### Written problem
Write out each line of the listing as it stands, without the images.

(Excerpts from a figure dataset)
[start]

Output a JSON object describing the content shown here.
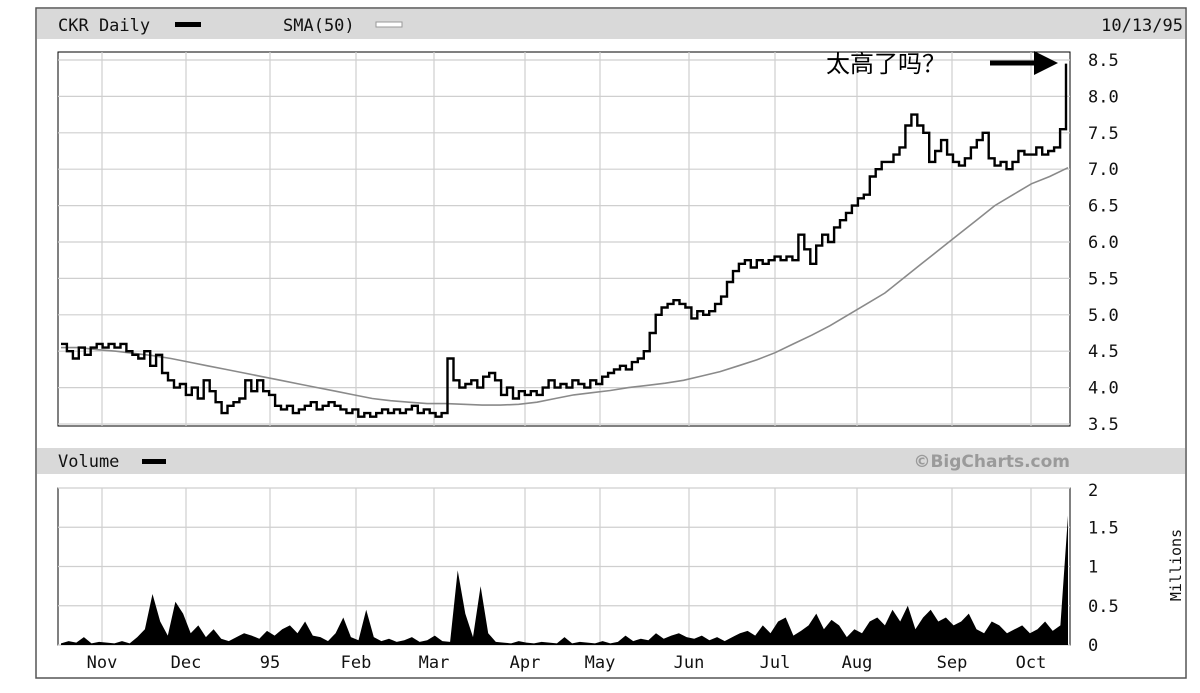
{
  "header": {
    "series_label": "CKR Daily",
    "sma_label": "SMA(50)",
    "date": "10/13/95",
    "annotation": "太高了吗？"
  },
  "volume_header": {
    "label": "Volume",
    "credit": "©BigCharts.com"
  },
  "colors": {
    "background": "#ffffff",
    "header_band": "#d9d9d9",
    "grid": "#cfcfcf",
    "price_line": "#000000",
    "sma_line": "#8a8a8a",
    "volume_fill": "#000000",
    "credit_text": "#9a9a9a"
  },
  "chart_data": [
    {
      "type": "line",
      "title": "CKR Daily",
      "x_tick_labels": [
        "Nov",
        "Dec",
        "95",
        "Feb",
        "Mar",
        "Apr",
        "May",
        "Jun",
        "Jul",
        "Aug",
        "Sep",
        "Oct"
      ],
      "y_tick_labels": [
        "3.5",
        "4.0",
        "4.5",
        "5.0",
        "5.5",
        "6.0",
        "6.5",
        "7.0",
        "7.5",
        "8.0",
        "8.5"
      ],
      "ylim": [
        3.5,
        8.5
      ],
      "grid": true,
      "series": [
        {
          "name": "CKR Daily",
          "style": "step",
          "values": [
            4.6,
            4.5,
            4.4,
            4.55,
            4.45,
            4.55,
            4.6,
            4.55,
            4.6,
            4.55,
            4.6,
            4.5,
            4.45,
            4.4,
            4.5,
            4.3,
            4.45,
            4.2,
            4.1,
            4.0,
            4.05,
            3.9,
            4.0,
            3.85,
            4.1,
            3.95,
            3.8,
            3.65,
            3.75,
            3.8,
            3.85,
            4.1,
            3.95,
            4.1,
            3.95,
            3.9,
            3.75,
            3.7,
            3.75,
            3.65,
            3.7,
            3.75,
            3.8,
            3.7,
            3.75,
            3.8,
            3.75,
            3.7,
            3.65,
            3.7,
            3.6,
            3.65,
            3.6,
            3.65,
            3.7,
            3.65,
            3.7,
            3.65,
            3.7,
            3.75,
            3.65,
            3.7,
            3.65,
            3.6,
            3.65,
            4.4,
            4.1,
            4.0,
            4.05,
            4.1,
            4.0,
            4.15,
            4.2,
            4.1,
            3.9,
            4.0,
            3.85,
            3.95,
            3.9,
            3.95,
            3.9,
            4.0,
            4.1,
            4.0,
            4.05,
            4.0,
            4.1,
            4.05,
            4.0,
            4.1,
            4.05,
            4.15,
            4.2,
            4.25,
            4.3,
            4.25,
            4.35,
            4.4,
            4.5,
            4.75,
            5.0,
            5.1,
            5.15,
            5.2,
            5.15,
            5.1,
            4.95,
            5.05,
            5.0,
            5.05,
            5.15,
            5.25,
            5.45,
            5.6,
            5.7,
            5.75,
            5.65,
            5.75,
            5.7,
            5.75,
            5.8,
            5.75,
            5.8,
            5.75,
            6.1,
            5.9,
            5.7,
            5.95,
            6.1,
            6.0,
            6.2,
            6.3,
            6.4,
            6.5,
            6.6,
            6.65,
            6.9,
            7.0,
            7.1,
            7.1,
            7.2,
            7.3,
            7.6,
            7.75,
            7.6,
            7.5,
            7.1,
            7.25,
            7.4,
            7.2,
            7.1,
            7.05,
            7.15,
            7.3,
            7.4,
            7.5,
            7.15,
            7.05,
            7.1,
            7.0,
            7.1,
            7.25,
            7.2,
            7.2,
            7.3,
            7.2,
            7.25,
            7.3,
            7.55,
            8.45
          ]
        },
        {
          "name": "SMA(50)",
          "style": "line",
          "values": [
            4.55,
            4.55,
            4.52,
            4.5,
            4.47,
            4.44,
            4.4,
            4.35,
            4.3,
            4.25,
            4.2,
            4.15,
            4.1,
            4.05,
            4.0,
            3.95,
            3.9,
            3.85,
            3.82,
            3.8,
            3.78,
            3.78,
            3.77,
            3.76,
            3.76,
            3.77,
            3.8,
            3.85,
            3.9,
            3.93,
            3.96,
            4.0,
            4.03,
            4.06,
            4.1,
            4.16,
            4.22,
            4.3,
            4.38,
            4.48,
            4.6,
            4.72,
            4.85,
            5.0,
            5.15,
            5.3,
            5.5,
            5.7,
            5.9,
            6.1,
            6.3,
            6.5,
            6.65,
            6.8,
            6.9,
            7.02
          ]
        }
      ]
    },
    {
      "type": "area",
      "title": "Volume",
      "ylabel": "Millions",
      "y_tick_labels": [
        "0",
        "0.5",
        "1",
        "1.5",
        "2"
      ],
      "ylim": [
        0,
        2
      ],
      "grid": true,
      "values": [
        0.02,
        0.05,
        0.03,
        0.1,
        0.02,
        0.04,
        0.03,
        0.02,
        0.05,
        0.02,
        0.1,
        0.2,
        0.65,
        0.3,
        0.12,
        0.55,
        0.4,
        0.15,
        0.25,
        0.1,
        0.2,
        0.08,
        0.05,
        0.1,
        0.15,
        0.12,
        0.08,
        0.18,
        0.12,
        0.2,
        0.25,
        0.15,
        0.3,
        0.12,
        0.1,
        0.05,
        0.15,
        0.35,
        0.1,
        0.06,
        0.45,
        0.1,
        0.05,
        0.08,
        0.04,
        0.06,
        0.1,
        0.04,
        0.06,
        0.12,
        0.05,
        0.04,
        0.95,
        0.4,
        0.1,
        0.75,
        0.15,
        0.04,
        0.03,
        0.02,
        0.05,
        0.03,
        0.02,
        0.04,
        0.03,
        0.02,
        0.1,
        0.02,
        0.04,
        0.03,
        0.02,
        0.05,
        0.02,
        0.04,
        0.12,
        0.05,
        0.08,
        0.06,
        0.15,
        0.08,
        0.12,
        0.15,
        0.1,
        0.08,
        0.12,
        0.06,
        0.1,
        0.05,
        0.1,
        0.15,
        0.18,
        0.12,
        0.25,
        0.15,
        0.3,
        0.35,
        0.12,
        0.18,
        0.25,
        0.4,
        0.2,
        0.32,
        0.25,
        0.1,
        0.2,
        0.15,
        0.3,
        0.35,
        0.25,
        0.45,
        0.3,
        0.5,
        0.2,
        0.35,
        0.45,
        0.3,
        0.35,
        0.25,
        0.3,
        0.4,
        0.2,
        0.15,
        0.3,
        0.25,
        0.15,
        0.2,
        0.25,
        0.15,
        0.2,
        0.3,
        0.18,
        0.25,
        1.65
      ]
    }
  ]
}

[end]

### Completed task
Output a JSON object describing the content shown here.
{
  "header": {
    "series_label": "CKR Daily",
    "sma_label": "SMA(50)",
    "date": "10/13/95",
    "annotation": "太高了吗？"
  },
  "volume_header": {
    "label": "Volume",
    "credit": "©BigCharts.com"
  },
  "colors": {
    "background": "#ffffff",
    "header_band": "#d9d9d9",
    "grid": "#cfcfcf",
    "price_line": "#000000",
    "sma_line": "#8a8a8a",
    "volume_fill": "#000000",
    "credit_text": "#9a9a9a"
  },
  "chart_data": [
    {
      "type": "line",
      "title": "CKR Daily",
      "x_tick_labels": [
        "Nov",
        "Dec",
        "95",
        "Feb",
        "Mar",
        "Apr",
        "May",
        "Jun",
        "Jul",
        "Aug",
        "Sep",
        "Oct"
      ],
      "y_tick_labels": [
        "3.5",
        "4.0",
        "4.5",
        "5.0",
        "5.5",
        "6.0",
        "6.5",
        "7.0",
        "7.5",
        "8.0",
        "8.5"
      ],
      "ylim": [
        3.5,
        8.5
      ],
      "grid": true,
      "series": [
        {
          "name": "CKR Daily",
          "style": "step",
          "values": [
            4.6,
            4.5,
            4.4,
            4.55,
            4.45,
            4.55,
            4.6,
            4.55,
            4.6,
            4.55,
            4.6,
            4.5,
            4.45,
            4.4,
            4.5,
            4.3,
            4.45,
            4.2,
            4.1,
            4.0,
            4.05,
            3.9,
            4.0,
            3.85,
            4.1,
            3.95,
            3.8,
            3.65,
            3.75,
            3.8,
            3.85,
            4.1,
            3.95,
            4.1,
            3.95,
            3.9,
            3.75,
            3.7,
            3.75,
            3.65,
            3.7,
            3.75,
            3.8,
            3.7,
            3.75,
            3.8,
            3.75,
            3.7,
            3.65,
            3.7,
            3.6,
            3.65,
            3.6,
            3.65,
            3.7,
            3.65,
            3.7,
            3.65,
            3.7,
            3.75,
            3.65,
            3.7,
            3.65,
            3.6,
            3.65,
            4.4,
            4.1,
            4.0,
            4.05,
            4.1,
            4.0,
            4.15,
            4.2,
            4.1,
            3.9,
            4.0,
            3.85,
            3.95,
            3.9,
            3.95,
            3.9,
            4.0,
            4.1,
            4.0,
            4.05,
            4.0,
            4.1,
            4.05,
            4.0,
            4.1,
            4.05,
            4.15,
            4.2,
            4.25,
            4.3,
            4.25,
            4.35,
            4.4,
            4.5,
            4.75,
            5.0,
            5.1,
            5.15,
            5.2,
            5.15,
            5.1,
            4.95,
            5.05,
            5.0,
            5.05,
            5.15,
            5.25,
            5.45,
            5.6,
            5.7,
            5.75,
            5.65,
            5.75,
            5.7,
            5.75,
            5.8,
            5.75,
            5.8,
            5.75,
            6.1,
            5.9,
            5.7,
            5.95,
            6.1,
            6.0,
            6.2,
            6.3,
            6.4,
            6.5,
            6.6,
            6.65,
            6.9,
            7.0,
            7.1,
            7.1,
            7.2,
            7.3,
            7.6,
            7.75,
            7.6,
            7.5,
            7.1,
            7.25,
            7.4,
            7.2,
            7.1,
            7.05,
            7.15,
            7.3,
            7.4,
            7.5,
            7.15,
            7.05,
            7.1,
            7.0,
            7.1,
            7.25,
            7.2,
            7.2,
            7.3,
            7.2,
            7.25,
            7.3,
            7.55,
            8.45
          ]
        },
        {
          "name": "SMA(50)",
          "style": "line",
          "values": [
            4.55,
            4.55,
            4.52,
            4.5,
            4.47,
            4.44,
            4.4,
            4.35,
            4.3,
            4.25,
            4.2,
            4.15,
            4.1,
            4.05,
            4.0,
            3.95,
            3.9,
            3.85,
            3.82,
            3.8,
            3.78,
            3.78,
            3.77,
            3.76,
            3.76,
            3.77,
            3.8,
            3.85,
            3.9,
            3.93,
            3.96,
            4.0,
            4.03,
            4.06,
            4.1,
            4.16,
            4.22,
            4.3,
            4.38,
            4.48,
            4.6,
            4.72,
            4.85,
            5.0,
            5.15,
            5.3,
            5.5,
            5.7,
            5.9,
            6.1,
            6.3,
            6.5,
            6.65,
            6.8,
            6.9,
            7.02
          ]
        }
      ]
    },
    {
      "type": "area",
      "title": "Volume",
      "ylabel": "Millions",
      "y_tick_labels": [
        "0",
        "0.5",
        "1",
        "1.5",
        "2"
      ],
      "ylim": [
        0,
        2
      ],
      "grid": true,
      "values": [
        0.02,
        0.05,
        0.03,
        0.1,
        0.02,
        0.04,
        0.03,
        0.02,
        0.05,
        0.02,
        0.1,
        0.2,
        0.65,
        0.3,
        0.12,
        0.55,
        0.4,
        0.15,
        0.25,
        0.1,
        0.2,
        0.08,
        0.05,
        0.1,
        0.15,
        0.12,
        0.08,
        0.18,
        0.12,
        0.2,
        0.25,
        0.15,
        0.3,
        0.12,
        0.1,
        0.05,
        0.15,
        0.35,
        0.1,
        0.06,
        0.45,
        0.1,
        0.05,
        0.08,
        0.04,
        0.06,
        0.1,
        0.04,
        0.06,
        0.12,
        0.05,
        0.04,
        0.95,
        0.4,
        0.1,
        0.75,
        0.15,
        0.04,
        0.03,
        0.02,
        0.05,
        0.03,
        0.02,
        0.04,
        0.03,
        0.02,
        0.1,
        0.02,
        0.04,
        0.03,
        0.02,
        0.05,
        0.02,
        0.04,
        0.12,
        0.05,
        0.08,
        0.06,
        0.15,
        0.08,
        0.12,
        0.15,
        0.1,
        0.08,
        0.12,
        0.06,
        0.1,
        0.05,
        0.1,
        0.15,
        0.18,
        0.12,
        0.25,
        0.15,
        0.3,
        0.35,
        0.12,
        0.18,
        0.25,
        0.4,
        0.2,
        0.32,
        0.25,
        0.1,
        0.2,
        0.15,
        0.3,
        0.35,
        0.25,
        0.45,
        0.3,
        0.5,
        0.2,
        0.35,
        0.45,
        0.3,
        0.35,
        0.25,
        0.3,
        0.4,
        0.2,
        0.15,
        0.3,
        0.25,
        0.15,
        0.2,
        0.25,
        0.15,
        0.2,
        0.3,
        0.18,
        0.25,
        1.65
      ]
    }
  ]
}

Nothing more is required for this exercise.